- **DATASET RECORDS**:
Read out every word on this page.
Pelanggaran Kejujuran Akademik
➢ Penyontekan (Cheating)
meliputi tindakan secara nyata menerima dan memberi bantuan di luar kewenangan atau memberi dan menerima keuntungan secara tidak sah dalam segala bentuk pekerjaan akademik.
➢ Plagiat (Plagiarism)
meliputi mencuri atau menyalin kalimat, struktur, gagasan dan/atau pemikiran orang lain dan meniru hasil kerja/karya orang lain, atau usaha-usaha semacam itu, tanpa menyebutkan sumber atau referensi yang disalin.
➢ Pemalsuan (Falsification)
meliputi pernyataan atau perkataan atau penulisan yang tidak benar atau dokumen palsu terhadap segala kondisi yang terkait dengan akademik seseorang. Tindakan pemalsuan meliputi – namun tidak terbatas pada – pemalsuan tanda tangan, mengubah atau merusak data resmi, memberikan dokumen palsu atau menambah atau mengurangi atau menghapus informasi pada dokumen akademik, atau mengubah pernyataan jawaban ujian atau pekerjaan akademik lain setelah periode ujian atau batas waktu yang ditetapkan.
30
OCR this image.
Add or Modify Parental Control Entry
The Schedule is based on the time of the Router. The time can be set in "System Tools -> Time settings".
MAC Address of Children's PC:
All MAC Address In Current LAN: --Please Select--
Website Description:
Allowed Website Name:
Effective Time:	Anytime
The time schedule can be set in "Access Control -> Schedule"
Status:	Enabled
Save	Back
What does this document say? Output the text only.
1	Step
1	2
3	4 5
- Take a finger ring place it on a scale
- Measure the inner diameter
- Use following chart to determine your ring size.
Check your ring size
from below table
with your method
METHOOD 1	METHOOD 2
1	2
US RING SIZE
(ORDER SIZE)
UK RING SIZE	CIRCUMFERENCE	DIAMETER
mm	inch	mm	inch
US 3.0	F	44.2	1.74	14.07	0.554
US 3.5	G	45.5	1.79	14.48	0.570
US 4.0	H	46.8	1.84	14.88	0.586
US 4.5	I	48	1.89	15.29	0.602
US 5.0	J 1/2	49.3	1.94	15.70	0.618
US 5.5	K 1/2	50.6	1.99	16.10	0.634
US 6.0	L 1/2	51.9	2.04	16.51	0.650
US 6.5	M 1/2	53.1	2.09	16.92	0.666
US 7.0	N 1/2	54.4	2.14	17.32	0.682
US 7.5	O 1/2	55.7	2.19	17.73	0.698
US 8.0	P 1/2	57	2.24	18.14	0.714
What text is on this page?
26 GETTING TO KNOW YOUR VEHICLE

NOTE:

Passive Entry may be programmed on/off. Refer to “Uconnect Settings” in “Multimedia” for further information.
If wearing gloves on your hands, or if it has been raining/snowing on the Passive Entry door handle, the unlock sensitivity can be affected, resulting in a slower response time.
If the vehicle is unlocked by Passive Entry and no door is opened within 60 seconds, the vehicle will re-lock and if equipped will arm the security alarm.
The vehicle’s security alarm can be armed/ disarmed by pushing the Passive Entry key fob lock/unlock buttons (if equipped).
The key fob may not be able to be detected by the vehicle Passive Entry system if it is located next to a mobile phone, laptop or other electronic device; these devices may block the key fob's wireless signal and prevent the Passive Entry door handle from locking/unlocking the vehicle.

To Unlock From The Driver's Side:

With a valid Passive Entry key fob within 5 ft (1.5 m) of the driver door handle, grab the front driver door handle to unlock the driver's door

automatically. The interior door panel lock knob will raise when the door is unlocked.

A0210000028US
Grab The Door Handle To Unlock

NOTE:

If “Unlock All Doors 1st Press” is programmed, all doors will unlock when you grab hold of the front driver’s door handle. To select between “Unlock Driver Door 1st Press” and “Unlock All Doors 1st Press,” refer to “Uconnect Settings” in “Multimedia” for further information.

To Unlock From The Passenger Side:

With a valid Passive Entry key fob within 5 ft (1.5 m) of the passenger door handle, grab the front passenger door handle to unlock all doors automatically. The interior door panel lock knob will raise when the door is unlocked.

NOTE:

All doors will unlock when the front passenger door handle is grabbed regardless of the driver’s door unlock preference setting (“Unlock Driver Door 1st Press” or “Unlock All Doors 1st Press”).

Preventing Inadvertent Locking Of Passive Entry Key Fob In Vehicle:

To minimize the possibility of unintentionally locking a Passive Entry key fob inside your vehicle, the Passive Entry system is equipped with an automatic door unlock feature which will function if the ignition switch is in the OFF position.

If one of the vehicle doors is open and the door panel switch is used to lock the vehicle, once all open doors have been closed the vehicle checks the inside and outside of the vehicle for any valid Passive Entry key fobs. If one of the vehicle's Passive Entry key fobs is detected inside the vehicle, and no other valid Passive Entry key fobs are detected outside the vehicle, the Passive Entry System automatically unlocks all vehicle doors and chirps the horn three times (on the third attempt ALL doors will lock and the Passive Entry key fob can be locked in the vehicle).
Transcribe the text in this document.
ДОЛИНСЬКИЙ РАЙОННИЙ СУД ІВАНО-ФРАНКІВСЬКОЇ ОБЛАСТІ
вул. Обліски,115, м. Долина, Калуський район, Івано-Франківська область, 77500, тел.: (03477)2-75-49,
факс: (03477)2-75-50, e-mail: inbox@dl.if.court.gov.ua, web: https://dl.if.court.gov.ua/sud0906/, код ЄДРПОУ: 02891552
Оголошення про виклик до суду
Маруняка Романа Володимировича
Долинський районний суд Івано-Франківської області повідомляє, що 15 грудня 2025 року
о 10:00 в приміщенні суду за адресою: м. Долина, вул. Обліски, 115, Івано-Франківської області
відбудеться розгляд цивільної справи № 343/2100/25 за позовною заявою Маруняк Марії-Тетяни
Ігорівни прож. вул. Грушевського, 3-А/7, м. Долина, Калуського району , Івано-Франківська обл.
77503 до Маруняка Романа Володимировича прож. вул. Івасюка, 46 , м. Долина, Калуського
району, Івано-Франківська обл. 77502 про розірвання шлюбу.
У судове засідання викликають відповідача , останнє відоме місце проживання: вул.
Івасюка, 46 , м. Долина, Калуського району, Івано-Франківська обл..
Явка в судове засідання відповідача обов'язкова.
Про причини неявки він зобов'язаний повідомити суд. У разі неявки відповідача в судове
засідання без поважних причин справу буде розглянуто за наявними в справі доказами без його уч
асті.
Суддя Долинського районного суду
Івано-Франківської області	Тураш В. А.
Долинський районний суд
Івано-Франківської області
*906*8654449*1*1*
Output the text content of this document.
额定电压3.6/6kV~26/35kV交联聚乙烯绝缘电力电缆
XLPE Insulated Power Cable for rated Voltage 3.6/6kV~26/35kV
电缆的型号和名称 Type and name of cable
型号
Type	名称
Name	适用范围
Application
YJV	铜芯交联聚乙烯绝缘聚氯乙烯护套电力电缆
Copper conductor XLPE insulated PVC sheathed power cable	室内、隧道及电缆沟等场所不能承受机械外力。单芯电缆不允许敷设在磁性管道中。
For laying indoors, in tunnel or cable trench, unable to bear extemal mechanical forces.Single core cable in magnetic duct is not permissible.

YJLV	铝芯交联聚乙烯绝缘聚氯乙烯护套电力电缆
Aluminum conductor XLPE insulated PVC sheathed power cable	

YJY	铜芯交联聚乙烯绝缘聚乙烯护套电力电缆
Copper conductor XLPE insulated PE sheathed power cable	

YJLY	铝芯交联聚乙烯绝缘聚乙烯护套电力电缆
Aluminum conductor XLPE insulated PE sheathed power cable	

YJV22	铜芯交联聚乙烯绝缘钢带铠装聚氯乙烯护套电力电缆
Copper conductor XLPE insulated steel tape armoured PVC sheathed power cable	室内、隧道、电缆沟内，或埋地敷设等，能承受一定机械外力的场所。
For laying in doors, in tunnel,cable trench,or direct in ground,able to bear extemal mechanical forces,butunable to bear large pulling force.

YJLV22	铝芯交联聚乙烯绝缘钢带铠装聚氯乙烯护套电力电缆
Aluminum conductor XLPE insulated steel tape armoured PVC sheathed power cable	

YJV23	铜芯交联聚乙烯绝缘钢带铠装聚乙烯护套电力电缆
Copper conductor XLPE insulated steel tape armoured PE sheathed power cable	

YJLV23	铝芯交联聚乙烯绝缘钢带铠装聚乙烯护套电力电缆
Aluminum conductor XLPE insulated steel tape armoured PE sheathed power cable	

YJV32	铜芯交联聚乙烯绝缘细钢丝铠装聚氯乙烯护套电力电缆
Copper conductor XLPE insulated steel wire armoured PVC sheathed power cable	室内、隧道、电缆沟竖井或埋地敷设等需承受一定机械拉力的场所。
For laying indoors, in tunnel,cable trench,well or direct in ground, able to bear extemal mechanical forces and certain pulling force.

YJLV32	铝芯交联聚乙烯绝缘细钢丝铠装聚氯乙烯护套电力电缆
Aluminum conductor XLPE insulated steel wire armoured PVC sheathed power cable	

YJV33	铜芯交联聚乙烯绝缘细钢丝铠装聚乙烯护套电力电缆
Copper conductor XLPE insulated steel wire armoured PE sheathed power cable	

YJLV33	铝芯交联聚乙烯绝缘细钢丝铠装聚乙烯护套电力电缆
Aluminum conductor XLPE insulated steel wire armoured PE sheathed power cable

- **AIM**:
Copy out the lines in which the string "Address" appears.

- **RESULT FOR THIS EXERCISE**:
MAC Address of Children's PC:
All MAC Address In Current LAN: --Please Select--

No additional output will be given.